## What you are asked to do
Make an exact copy of the entries below with the pictures removed.

## Dataset extract
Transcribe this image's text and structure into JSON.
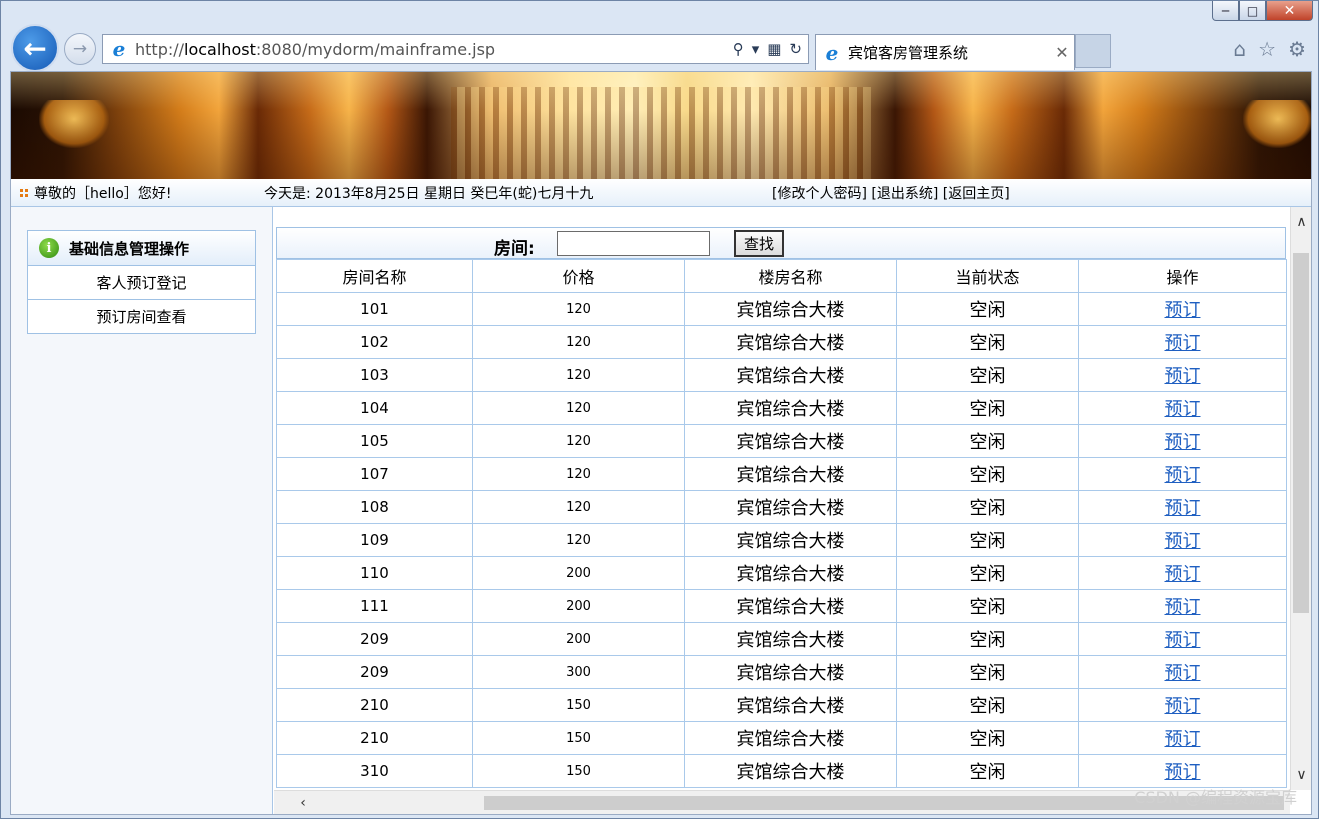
{
  "browser": {
    "address": {
      "prefix": "http://",
      "host": "localhost",
      "rest": ":8080/mydorm/mainframe.jsp"
    },
    "tab_title": "宾馆客房管理系统"
  },
  "info_bar": {
    "greeting": "尊敬的［hello］您好!",
    "today": "今天是:  2013年8月25日  星期日  癸巳年(蛇)七月十九",
    "links": "[修改个人密码] [退出系统] [返回主页]"
  },
  "sidebar": {
    "header": "基础信息管理操作",
    "items": [
      {
        "label": "客人预订登记"
      },
      {
        "label": "预订房间查看"
      }
    ]
  },
  "search": {
    "label": "房间:",
    "value": "",
    "button": "查找"
  },
  "table": {
    "headers": [
      "房间名称",
      "价格",
      "楼房名称",
      "当前状态",
      "操作"
    ],
    "rows": [
      {
        "name": "101",
        "price": "120",
        "building": "宾馆综合大楼",
        "status": "空闲",
        "action": "预订"
      },
      {
        "name": "102",
        "price": "120",
        "building": "宾馆综合大楼",
        "status": "空闲",
        "action": "预订"
      },
      {
        "name": "103",
        "price": "120",
        "building": "宾馆综合大楼",
        "status": "空闲",
        "action": "预订"
      },
      {
        "name": "104",
        "price": "120",
        "building": "宾馆综合大楼",
        "status": "空闲",
        "action": "预订"
      },
      {
        "name": "105",
        "price": "120",
        "building": "宾馆综合大楼",
        "status": "空闲",
        "action": "预订"
      },
      {
        "name": "107",
        "price": "120",
        "building": "宾馆综合大楼",
        "status": "空闲",
        "action": "预订"
      },
      {
        "name": "108",
        "price": "120",
        "building": "宾馆综合大楼",
        "status": "空闲",
        "action": "预订"
      },
      {
        "name": "109",
        "price": "120",
        "building": "宾馆综合大楼",
        "status": "空闲",
        "action": "预订"
      },
      {
        "name": "110",
        "price": "200",
        "building": "宾馆综合大楼",
        "status": "空闲",
        "action": "预订"
      },
      {
        "name": "111",
        "price": "200",
        "building": "宾馆综合大楼",
        "status": "空闲",
        "action": "预订"
      },
      {
        "name": "209",
        "price": "200",
        "building": "宾馆综合大楼",
        "status": "空闲",
        "action": "预订"
      },
      {
        "name": "209",
        "price": "300",
        "building": "宾馆综合大楼",
        "status": "空闲",
        "action": "预订"
      },
      {
        "name": "210",
        "price": "150",
        "building": "宾馆综合大楼",
        "status": "空闲",
        "action": "预订"
      },
      {
        "name": "210",
        "price": "150",
        "building": "宾馆综合大楼",
        "status": "空闲",
        "action": "预订"
      },
      {
        "name": "310",
        "price": "150",
        "building": "宾馆综合大楼",
        "status": "空闲",
        "action": "预订"
      }
    ]
  },
  "watermark": "CSDN @编程资源宝库",
  "colors": {
    "link": "#1f5fc1",
    "table_border": "#a9c9ea",
    "info_bullet": "#e57a12",
    "back_button": "#1559b5"
  }
}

## The completed task
Transcribe this image's text and structure into JSON.
{
  "browser": {
    "address": {
      "prefix": "http://",
      "host": "localhost",
      "rest": ":8080/mydorm/mainframe.jsp"
    },
    "tab_title": "宾馆客房管理系统"
  },
  "info_bar": {
    "greeting": "尊敬的［hello］您好!",
    "today": "今天是:  2013年8月25日  星期日  癸巳年(蛇)七月十九",
    "links": "[修改个人密码] [退出系统] [返回主页]"
  },
  "sidebar": {
    "header": "基础信息管理操作",
    "items": [
      {
        "label": "客人预订登记"
      },
      {
        "label": "预订房间查看"
      }
    ]
  },
  "search": {
    "label": "房间:",
    "value": "",
    "button": "查找"
  },
  "table": {
    "headers": [
      "房间名称",
      "价格",
      "楼房名称",
      "当前状态",
      "操作"
    ],
    "rows": [
      {
        "name": "101",
        "price": "120",
        "building": "宾馆综合大楼",
        "status": "空闲",
        "action": "预订"
      },
      {
        "name": "102",
        "price": "120",
        "building": "宾馆综合大楼",
        "status": "空闲",
        "action": "预订"
      },
      {
        "name": "103",
        "price": "120",
        "building": "宾馆综合大楼",
        "status": "空闲",
        "action": "预订"
      },
      {
        "name": "104",
        "price": "120",
        "building": "宾馆综合大楼",
        "status": "空闲",
        "action": "预订"
      },
      {
        "name": "105",
        "price": "120",
        "building": "宾馆综合大楼",
        "status": "空闲",
        "action": "预订"
      },
      {
        "name": "107",
        "price": "120",
        "building": "宾馆综合大楼",
        "status": "空闲",
        "action": "预订"
      },
      {
        "name": "108",
        "price": "120",
        "building": "宾馆综合大楼",
        "status": "空闲",
        "action": "预订"
      },
      {
        "name": "109",
        "price": "120",
        "building": "宾馆综合大楼",
        "status": "空闲",
        "action": "预订"
      },
      {
        "name": "110",
        "price": "200",
        "building": "宾馆综合大楼",
        "status": "空闲",
        "action": "预订"
      },
      {
        "name": "111",
        "price": "200",
        "building": "宾馆综合大楼",
        "status": "空闲",
        "action": "预订"
      },
      {
        "name": "209",
        "price": "200",
        "building": "宾馆综合大楼",
        "status": "空闲",
        "action": "预订"
      },
      {
        "name": "209",
        "price": "300",
        "building": "宾馆综合大楼",
        "status": "空闲",
        "action": "预订"
      },
      {
        "name": "210",
        "price": "150",
        "building": "宾馆综合大楼",
        "status": "空闲",
        "action": "预订"
      },
      {
        "name": "210",
        "price": "150",
        "building": "宾馆综合大楼",
        "status": "空闲",
        "action": "预订"
      },
      {
        "name": "310",
        "price": "150",
        "building": "宾馆综合大楼",
        "status": "空闲",
        "action": "预订"
      }
    ]
  },
  "watermark": "CSDN @编程资源宝库",
  "colors": {
    "link": "#1f5fc1",
    "table_border": "#a9c9ea",
    "info_bullet": "#e57a12",
    "back_button": "#1559b5"
  }
}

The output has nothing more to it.